(Rows from a figure dataset)
• • • • •

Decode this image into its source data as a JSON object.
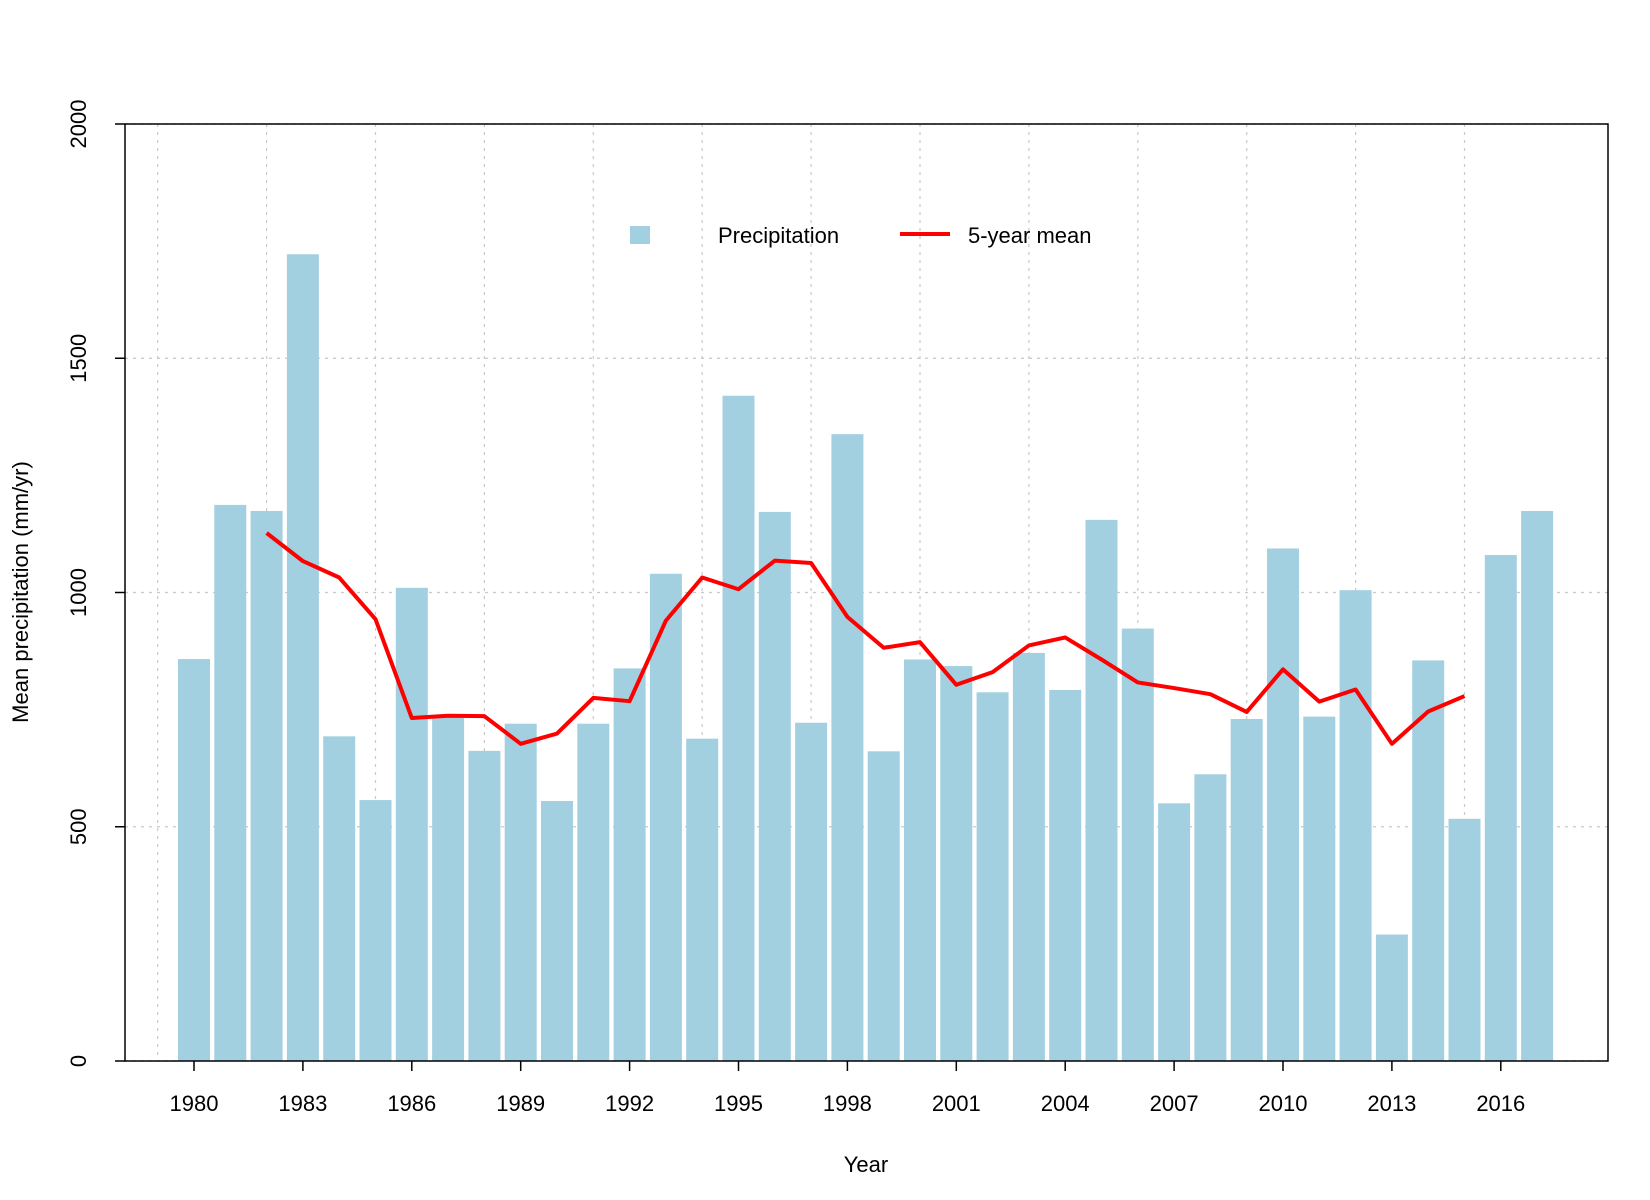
{
  "chart_data": {
    "type": "bar",
    "xlabel": "Year",
    "ylabel": "Mean precipitation (mm/yr)",
    "ylim": [
      0,
      2000
    ],
    "yticks": [
      0,
      500,
      1000,
      1500,
      2000
    ],
    "xticks": [
      "1980",
      "1983",
      "1986",
      "1989",
      "1992",
      "1995",
      "1998",
      "2001",
      "2004",
      "2007",
      "2010",
      "2013",
      "2016"
    ],
    "grid": true,
    "legend_position": "top-center",
    "categories": [
      1980,
      1981,
      1982,
      1983,
      1984,
      1985,
      1986,
      1987,
      1988,
      1989,
      1990,
      1991,
      1992,
      1993,
      1994,
      1995,
      1996,
      1997,
      1998,
      1999,
      2000,
      2001,
      2002,
      2003,
      2004,
      2005,
      2006,
      2007,
      2008,
      2009,
      2010,
      2011,
      2012,
      2013,
      2014,
      2015,
      2016,
      2017
    ],
    "series": [
      {
        "name": "Precipitation",
        "type": "bar",
        "color": "#a3d0e0",
        "values": [
          858,
          1187,
          1174,
          1722,
          693,
          557,
          1010,
          734,
          662,
          720,
          555,
          720,
          838,
          1040,
          688,
          1420,
          1172,
          722,
          1338,
          661,
          857,
          843,
          787,
          871,
          792,
          1155,
          923,
          550,
          612,
          730,
          1094,
          735,
          1005,
          270,
          855,
          517,
          1080,
          1174
        ]
      },
      {
        "name": "5-year mean",
        "type": "line",
        "color": "#ff0000",
        "values": [
          null,
          null,
          1127,
          1067,
          1032,
          943,
          732,
          737,
          736,
          677,
          699,
          775,
          768,
          940,
          1032,
          1007,
          1068,
          1063,
          948,
          882,
          894,
          803,
          830,
          887,
          904,
          857,
          808,
          796,
          783,
          745,
          836,
          767,
          793,
          677,
          746,
          779,
          null,
          null
        ]
      }
    ]
  }
}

• • • • •

THE EXERCISE:
Exclude the pictures and repeat every other part of the records word for word.

RESULT:
Decode this image into its source data as a JSON object.
{
  "chart_data": {
    "type": "bar",
    "xlabel": "Year",
    "ylabel": "Mean precipitation (mm/yr)",
    "ylim": [
      0,
      2000
    ],
    "yticks": [
      0,
      500,
      1000,
      1500,
      2000
    ],
    "xticks": [
      "1980",
      "1983",
      "1986",
      "1989",
      "1992",
      "1995",
      "1998",
      "2001",
      "2004",
      "2007",
      "2010",
      "2013",
      "2016"
    ],
    "grid": true,
    "legend_position": "top-center",
    "categories": [
      1980,
      1981,
      1982,
      1983,
      1984,
      1985,
      1986,
      1987,
      1988,
      1989,
      1990,
      1991,
      1992,
      1993,
      1994,
      1995,
      1996,
      1997,
      1998,
      1999,
      2000,
      2001,
      2002,
      2003,
      2004,
      2005,
      2006,
      2007,
      2008,
      2009,
      2010,
      2011,
      2012,
      2013,
      2014,
      2015,
      2016,
      2017
    ],
    "series": [
      {
        "name": "Precipitation",
        "type": "bar",
        "color": "#a3d0e0",
        "values": [
          858,
          1187,
          1174,
          1722,
          693,
          557,
          1010,
          734,
          662,
          720,
          555,
          720,
          838,
          1040,
          688,
          1420,
          1172,
          722,
          1338,
          661,
          857,
          843,
          787,
          871,
          792,
          1155,
          923,
          550,
          612,
          730,
          1094,
          735,
          1005,
          270,
          855,
          517,
          1080,
          1174
        ]
      },
      {
        "name": "5-year mean",
        "type": "line",
        "color": "#ff0000",
        "values": [
          null,
          null,
          1127,
          1067,
          1032,
          943,
          732,
          737,
          736,
          677,
          699,
          775,
          768,
          940,
          1032,
          1007,
          1068,
          1063,
          948,
          882,
          894,
          803,
          830,
          887,
          904,
          857,
          808,
          796,
          783,
          745,
          836,
          767,
          793,
          677,
          746,
          779,
          null,
          null
        ]
      }
    ]
  }
}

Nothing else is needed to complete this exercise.